▸ Extrait choisi
────────────────────

Le groupe UDF souhaitait que le bénéfice de l’exception pour copie privée
soit reconnu comme un droit à part entière.
Paradoxalement, un amendement du rapporteur, voté en commission a fait l’
objet d’un retrait.
Il prévoyait que le nombre de copie privée devait être égal au moins à un.
Remplacé par un amendement ne prévoyant aucun chiffre minimal, il ouvre la
voie à l’interdiction totale de la copie privée pour les DVD. Le rapporteur
a justifié sa décision en s’appuyant sur un arrêt récent de la cour de
cassation restreignant le droit à la copie privée d’œuvres de cinéma sur
DVD.
- Par ailleurs, les débats ont aussi porté sur la réponse graduée qui
instaurait notamment au mois de décembre selon les termes de François Bayrou
une « police de l’Internet ». Suite à sa dénonciation par les députés UDF,
le gouvernement a allégé son dispositif.
C’est désormais un système de réponse graduée avec plusieurs niveaux de
sanctions :
6 mois d’emprisonnement et 30 000 euros d’amende pour le pourvoyeur de
moyens de contournement des mesures techniques de protection, 3750 euros
pour le hacker qui décrypte individuellement les MTP et une contravention de
750 euros pour le détenteur ou l’utilisateur de logiciel mis au point pour
le contournement.
Enfin, des contraventions notamment de 38 euros pour le téléchargement
illégal pour usage personnel (trois ans et 300 000 euros actuellement au nom
de la contrefaçon), ou de 150 euros si le téléchargement s’accompagne de
mise à disposition de ces œuvres.
Malgré ce dispositif, le gouvernement est resté très flou sur les modalités
de constatation de l’infraction, sur le volume et le nombre d’œuvres faisant
l’objet d’une infraction….
L’UDF a voté en faveur de ce système même si le groupe avait proposé un
dispositif intégrant une responsabilisation du titulaire de l’abonnement,
une prévention par message d’avertissement et enfin un contrôle par les
forces de police et une sanction par les juridictions ordinaires.

────────────────────

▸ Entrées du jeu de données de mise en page
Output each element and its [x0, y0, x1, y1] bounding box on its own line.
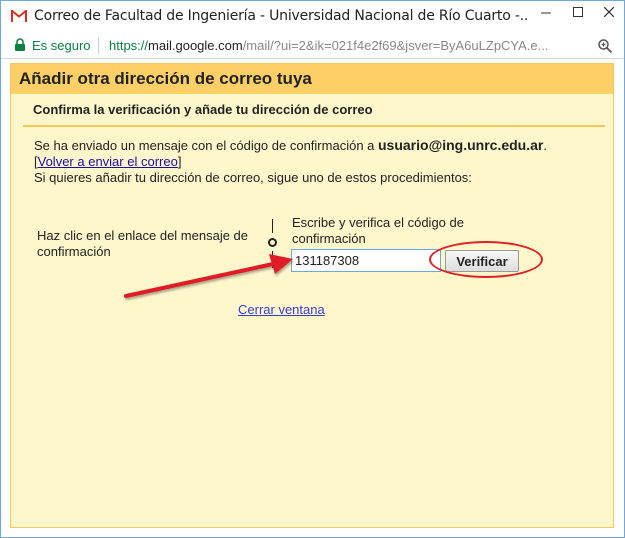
- close-window-link[interactable]: Cerrar ventana: [238, 302, 325, 317]
- subheader-text: Confirma la verificación y añade tu dire…: [33, 102, 373, 117]
- info-line-sent: Se ha enviado un mensaje con el código d…: [34, 137, 547, 154]
- confirmation-code-input[interactable]: [291, 249, 441, 272]
- address-bar[interactable]: Es seguro https://mail.google.com/mail/?…: [1, 33, 624, 59]
- url-path: /mail/?ui=2&ik=021f4e2f69&jsver=ByA6uLZp…: [242, 38, 549, 53]
- url-host: mail.google.com: [148, 38, 243, 53]
- resend-bracket-close: ]: [177, 154, 182, 169]
- dialog-header: Añadir otra dirección de correo tuya: [11, 64, 613, 94]
- info-sent-suffix: .: [543, 138, 547, 153]
- add-email-dialog: Añadir otra dirección de correo tuya Con…: [10, 63, 614, 528]
- gmail-icon: [11, 10, 27, 22]
- info-text: Se ha enviado un mensaje con el código d…: [34, 137, 547, 186]
- maximize-icon: [573, 7, 583, 17]
- zoom-icon[interactable]: [597, 38, 613, 54]
- window-title: Correo de Facultad de Ingeniería - Unive…: [34, 8, 529, 24]
- separator-line-top: [272, 219, 273, 233]
- resend-email-link[interactable]: Volver a enviar el correo: [38, 154, 178, 169]
- info-sent-prefix: Se ha enviado un mensaje con el código d…: [34, 138, 378, 153]
- close-window-button[interactable]: [594, 1, 624, 23]
- secure-label: Es seguro: [32, 38, 91, 53]
- dialog-title: Añadir otra dirección de correo tuya: [19, 69, 312, 88]
- annotation-arrow: [124, 254, 293, 298]
- title-bar: Correo de Facultad de Ingeniería - Unive…: [1, 1, 624, 33]
- minimize-button[interactable]: [531, 1, 561, 23]
- url-scheme: https://: [109, 38, 149, 53]
- url-field[interactable]: https://mail.google.com/mail/?ui=2&ik=02…: [109, 38, 589, 53]
- maximize-button[interactable]: [563, 1, 593, 23]
- dialog-subheader: Confirma la verificación y añade tu dire…: [23, 100, 605, 127]
- url-divider: [98, 37, 99, 54]
- info-line-resend: [Volver a enviar el correo]: [34, 154, 547, 170]
- browser-window: Correo de Facultad de Ingeniería - Unive…: [0, 0, 625, 538]
- lock-icon: [15, 38, 25, 51]
- minimize-icon: [541, 12, 551, 14]
- email-address: usuario@ing.unrc.edu.ar: [378, 137, 544, 153]
- close-icon: [604, 7, 614, 17]
- info-line-instructions: Si quieres añadir tu dirección de correo…: [34, 170, 472, 185]
- highlight-ellipse: [429, 241, 543, 278]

────────────────────

▸ Consignes
A – Selon l'extrait sur la copie privée, sur quel élément le rapporteur a-t-il fondé sa décision concernant son amendement ? Répondez en une à trois phrases.
B – D'après l'extrait sur la copie privée, quel est le montant de la contravention prévue pour le téléchargement illégal pour usage personnel ?
C – Indiquez si chacun des énoncés suivants concorde avec l'extrait sur la copie privée, en citant les mots qui en décident : (i) l'amendement du rapporteur fixait à au moins un le nombre de copies privées ; (ii) l'UDF a voté contre le système de réponse graduée ; (iii) le hacker qui décrypte individuellement les MTP encourt une contravention de 750 euros.

▸ Réponses aux consignes
A – Le rapporteur a justifié sa décision en s'appuyant sur un arrêt récent de la cour de cassation. Cet arrêt restreint le droit à la copie privée d'œuvres de cinéma sur DVD.

B – 38 euros.

C –
(i) Oui : « Il prévoyait que le nombre de copie privée devait être égal au moins à un. »
(ii) Non : « L’UDF a voté en faveur de ce système »
(iii) Non : « 3750 euros pour le hacker qui décrypte individuellement les MTP »